#### RECORDS TO USE
———
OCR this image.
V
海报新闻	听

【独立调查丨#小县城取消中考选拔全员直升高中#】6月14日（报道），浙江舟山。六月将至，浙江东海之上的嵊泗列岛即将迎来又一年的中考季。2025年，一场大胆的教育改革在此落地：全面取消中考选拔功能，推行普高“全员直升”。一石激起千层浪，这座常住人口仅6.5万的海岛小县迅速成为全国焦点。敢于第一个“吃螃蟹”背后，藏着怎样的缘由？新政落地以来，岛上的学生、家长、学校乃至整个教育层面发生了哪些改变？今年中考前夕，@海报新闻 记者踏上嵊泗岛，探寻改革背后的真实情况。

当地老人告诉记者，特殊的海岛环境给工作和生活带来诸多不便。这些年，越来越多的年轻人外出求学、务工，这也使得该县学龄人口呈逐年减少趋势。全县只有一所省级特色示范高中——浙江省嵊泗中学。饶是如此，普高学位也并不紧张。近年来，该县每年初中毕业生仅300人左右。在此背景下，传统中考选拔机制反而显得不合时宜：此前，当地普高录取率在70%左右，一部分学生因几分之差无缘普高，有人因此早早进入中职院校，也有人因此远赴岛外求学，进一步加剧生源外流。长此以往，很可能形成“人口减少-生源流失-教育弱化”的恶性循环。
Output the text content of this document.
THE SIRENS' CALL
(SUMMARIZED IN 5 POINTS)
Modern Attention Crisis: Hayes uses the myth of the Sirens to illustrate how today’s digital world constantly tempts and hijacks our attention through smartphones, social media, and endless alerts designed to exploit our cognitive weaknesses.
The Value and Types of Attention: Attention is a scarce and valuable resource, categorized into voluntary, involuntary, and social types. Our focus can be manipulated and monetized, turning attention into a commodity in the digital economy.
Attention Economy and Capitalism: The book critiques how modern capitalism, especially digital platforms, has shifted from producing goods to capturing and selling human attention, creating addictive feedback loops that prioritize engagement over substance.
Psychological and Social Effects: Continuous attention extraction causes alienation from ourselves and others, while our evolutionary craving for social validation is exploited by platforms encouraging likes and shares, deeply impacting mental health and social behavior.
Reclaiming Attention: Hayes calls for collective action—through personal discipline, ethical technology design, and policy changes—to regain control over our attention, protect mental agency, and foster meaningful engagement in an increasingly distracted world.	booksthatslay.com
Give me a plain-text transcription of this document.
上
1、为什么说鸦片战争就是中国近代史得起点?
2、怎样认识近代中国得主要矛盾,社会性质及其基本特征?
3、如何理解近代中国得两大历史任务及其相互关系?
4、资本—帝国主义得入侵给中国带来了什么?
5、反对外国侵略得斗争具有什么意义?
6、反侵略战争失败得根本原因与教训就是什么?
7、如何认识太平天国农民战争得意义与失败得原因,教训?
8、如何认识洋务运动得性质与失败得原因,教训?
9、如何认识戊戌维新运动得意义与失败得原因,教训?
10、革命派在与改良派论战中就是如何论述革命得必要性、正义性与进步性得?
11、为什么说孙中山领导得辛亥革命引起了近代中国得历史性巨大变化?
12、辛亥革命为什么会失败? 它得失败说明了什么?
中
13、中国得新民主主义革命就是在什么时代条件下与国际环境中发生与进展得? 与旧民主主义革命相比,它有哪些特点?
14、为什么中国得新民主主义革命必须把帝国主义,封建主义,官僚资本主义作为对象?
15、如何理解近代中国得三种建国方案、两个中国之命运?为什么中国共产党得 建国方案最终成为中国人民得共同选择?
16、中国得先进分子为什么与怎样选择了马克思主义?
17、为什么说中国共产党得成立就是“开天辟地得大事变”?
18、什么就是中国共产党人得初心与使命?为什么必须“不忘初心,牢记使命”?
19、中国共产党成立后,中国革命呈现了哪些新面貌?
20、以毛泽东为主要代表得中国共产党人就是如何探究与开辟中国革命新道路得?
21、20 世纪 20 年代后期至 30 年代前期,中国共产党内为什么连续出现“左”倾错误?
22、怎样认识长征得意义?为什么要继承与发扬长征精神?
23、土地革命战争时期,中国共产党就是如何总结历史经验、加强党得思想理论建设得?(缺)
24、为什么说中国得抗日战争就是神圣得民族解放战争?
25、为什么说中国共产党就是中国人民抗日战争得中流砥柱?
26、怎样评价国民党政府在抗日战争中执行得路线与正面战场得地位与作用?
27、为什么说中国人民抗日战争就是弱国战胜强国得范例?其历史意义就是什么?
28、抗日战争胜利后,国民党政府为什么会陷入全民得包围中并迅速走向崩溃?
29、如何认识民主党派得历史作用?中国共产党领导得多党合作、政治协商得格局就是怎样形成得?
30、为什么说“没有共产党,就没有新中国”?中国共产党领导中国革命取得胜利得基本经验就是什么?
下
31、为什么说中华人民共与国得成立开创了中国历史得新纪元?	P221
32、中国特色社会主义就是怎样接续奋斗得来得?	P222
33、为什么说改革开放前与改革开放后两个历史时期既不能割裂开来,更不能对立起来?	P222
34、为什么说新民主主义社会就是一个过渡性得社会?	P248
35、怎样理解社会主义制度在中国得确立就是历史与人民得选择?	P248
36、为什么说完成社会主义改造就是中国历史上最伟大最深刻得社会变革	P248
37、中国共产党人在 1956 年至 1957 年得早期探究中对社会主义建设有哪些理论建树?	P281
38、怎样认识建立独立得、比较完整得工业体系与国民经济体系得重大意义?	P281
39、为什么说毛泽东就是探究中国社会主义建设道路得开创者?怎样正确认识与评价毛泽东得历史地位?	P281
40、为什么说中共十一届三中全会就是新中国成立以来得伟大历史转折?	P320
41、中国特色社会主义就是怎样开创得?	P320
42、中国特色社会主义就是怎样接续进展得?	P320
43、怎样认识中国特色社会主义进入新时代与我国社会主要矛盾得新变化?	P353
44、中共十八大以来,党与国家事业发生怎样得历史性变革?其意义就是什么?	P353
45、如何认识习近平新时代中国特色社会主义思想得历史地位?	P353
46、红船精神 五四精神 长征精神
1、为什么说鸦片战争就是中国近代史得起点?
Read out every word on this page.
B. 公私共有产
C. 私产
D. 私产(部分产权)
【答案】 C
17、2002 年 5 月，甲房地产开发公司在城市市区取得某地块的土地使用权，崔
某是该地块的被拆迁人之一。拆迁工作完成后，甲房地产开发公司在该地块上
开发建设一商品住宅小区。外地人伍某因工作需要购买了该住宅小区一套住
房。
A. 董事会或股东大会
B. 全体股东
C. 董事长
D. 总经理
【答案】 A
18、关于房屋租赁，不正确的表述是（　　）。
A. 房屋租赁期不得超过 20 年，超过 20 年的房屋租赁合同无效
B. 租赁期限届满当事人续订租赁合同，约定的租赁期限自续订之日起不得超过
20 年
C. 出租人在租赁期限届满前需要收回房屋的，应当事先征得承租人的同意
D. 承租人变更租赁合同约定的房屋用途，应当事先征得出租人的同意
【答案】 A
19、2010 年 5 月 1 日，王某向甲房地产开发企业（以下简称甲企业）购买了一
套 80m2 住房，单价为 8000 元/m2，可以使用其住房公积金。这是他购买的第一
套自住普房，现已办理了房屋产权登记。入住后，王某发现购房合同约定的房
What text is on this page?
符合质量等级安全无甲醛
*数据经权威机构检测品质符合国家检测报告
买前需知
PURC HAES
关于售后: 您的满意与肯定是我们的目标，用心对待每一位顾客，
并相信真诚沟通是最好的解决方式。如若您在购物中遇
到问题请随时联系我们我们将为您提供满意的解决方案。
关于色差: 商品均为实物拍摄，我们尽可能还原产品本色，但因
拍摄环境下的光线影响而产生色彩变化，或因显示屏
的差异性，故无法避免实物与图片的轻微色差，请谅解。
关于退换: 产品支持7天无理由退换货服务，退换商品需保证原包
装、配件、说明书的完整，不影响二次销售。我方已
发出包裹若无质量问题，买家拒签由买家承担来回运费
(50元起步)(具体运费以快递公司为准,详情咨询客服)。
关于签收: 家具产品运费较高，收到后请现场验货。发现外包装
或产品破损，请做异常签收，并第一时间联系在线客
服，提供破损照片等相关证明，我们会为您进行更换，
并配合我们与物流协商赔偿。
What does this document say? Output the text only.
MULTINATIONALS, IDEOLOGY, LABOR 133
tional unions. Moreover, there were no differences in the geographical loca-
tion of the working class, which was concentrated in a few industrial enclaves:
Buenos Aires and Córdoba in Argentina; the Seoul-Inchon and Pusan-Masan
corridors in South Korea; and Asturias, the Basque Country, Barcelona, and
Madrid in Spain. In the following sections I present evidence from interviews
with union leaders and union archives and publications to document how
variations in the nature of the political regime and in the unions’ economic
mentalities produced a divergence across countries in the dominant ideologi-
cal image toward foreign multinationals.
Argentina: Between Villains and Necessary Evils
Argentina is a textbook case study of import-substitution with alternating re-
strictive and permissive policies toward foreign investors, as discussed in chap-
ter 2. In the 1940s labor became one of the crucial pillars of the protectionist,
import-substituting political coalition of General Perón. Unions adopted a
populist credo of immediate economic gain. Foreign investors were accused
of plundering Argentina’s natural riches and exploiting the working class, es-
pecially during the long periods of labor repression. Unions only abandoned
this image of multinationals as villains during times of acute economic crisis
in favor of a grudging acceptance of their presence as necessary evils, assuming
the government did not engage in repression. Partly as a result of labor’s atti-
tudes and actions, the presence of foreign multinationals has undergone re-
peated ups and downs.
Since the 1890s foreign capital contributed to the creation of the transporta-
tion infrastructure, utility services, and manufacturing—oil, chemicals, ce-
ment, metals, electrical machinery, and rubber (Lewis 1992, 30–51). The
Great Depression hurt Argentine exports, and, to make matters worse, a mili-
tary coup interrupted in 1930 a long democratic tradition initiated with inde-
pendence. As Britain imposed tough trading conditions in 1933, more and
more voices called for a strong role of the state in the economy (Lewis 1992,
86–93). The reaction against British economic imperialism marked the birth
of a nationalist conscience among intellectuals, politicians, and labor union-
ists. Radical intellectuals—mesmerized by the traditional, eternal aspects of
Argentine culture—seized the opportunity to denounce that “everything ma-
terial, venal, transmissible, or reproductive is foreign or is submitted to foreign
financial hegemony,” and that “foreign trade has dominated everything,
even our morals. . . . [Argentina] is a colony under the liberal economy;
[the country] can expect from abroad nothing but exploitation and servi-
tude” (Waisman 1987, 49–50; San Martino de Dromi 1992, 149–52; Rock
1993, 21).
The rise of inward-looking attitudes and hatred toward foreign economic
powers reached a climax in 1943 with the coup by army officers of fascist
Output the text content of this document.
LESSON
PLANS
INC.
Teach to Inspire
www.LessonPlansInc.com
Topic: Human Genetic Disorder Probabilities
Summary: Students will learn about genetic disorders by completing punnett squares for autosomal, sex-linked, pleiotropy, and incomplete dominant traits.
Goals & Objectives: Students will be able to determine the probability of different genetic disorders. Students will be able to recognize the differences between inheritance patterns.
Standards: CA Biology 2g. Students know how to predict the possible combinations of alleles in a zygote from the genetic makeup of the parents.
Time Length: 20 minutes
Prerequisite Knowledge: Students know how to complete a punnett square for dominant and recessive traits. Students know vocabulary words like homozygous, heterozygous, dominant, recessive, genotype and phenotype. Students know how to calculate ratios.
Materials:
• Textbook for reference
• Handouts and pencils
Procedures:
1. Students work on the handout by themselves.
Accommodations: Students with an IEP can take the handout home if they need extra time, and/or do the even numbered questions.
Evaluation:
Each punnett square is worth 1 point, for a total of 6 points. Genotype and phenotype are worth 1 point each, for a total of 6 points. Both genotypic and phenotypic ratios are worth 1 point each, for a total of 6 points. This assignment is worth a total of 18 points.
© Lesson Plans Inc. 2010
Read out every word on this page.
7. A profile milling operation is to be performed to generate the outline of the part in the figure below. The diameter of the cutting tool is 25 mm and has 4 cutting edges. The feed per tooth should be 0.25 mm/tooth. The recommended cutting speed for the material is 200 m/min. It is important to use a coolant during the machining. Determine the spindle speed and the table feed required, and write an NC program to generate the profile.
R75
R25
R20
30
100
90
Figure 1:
———
#### GOAL
Select and copy each line from the data that includes the word "Argentina".

#### RESULT OF THIS TASK
Buenos Aires and Córdoba in Argentina; the Seoul-Inchon and Pusan-Masan
Argentina: Between Villains and Necessary Evils
Argentina is a textbook case study of import-substitution with alternating re-
of plundering Argentina’s natural riches and exploiting the working class, es-
even our morals. . . . [Argentina] is a colony under the liberal economy;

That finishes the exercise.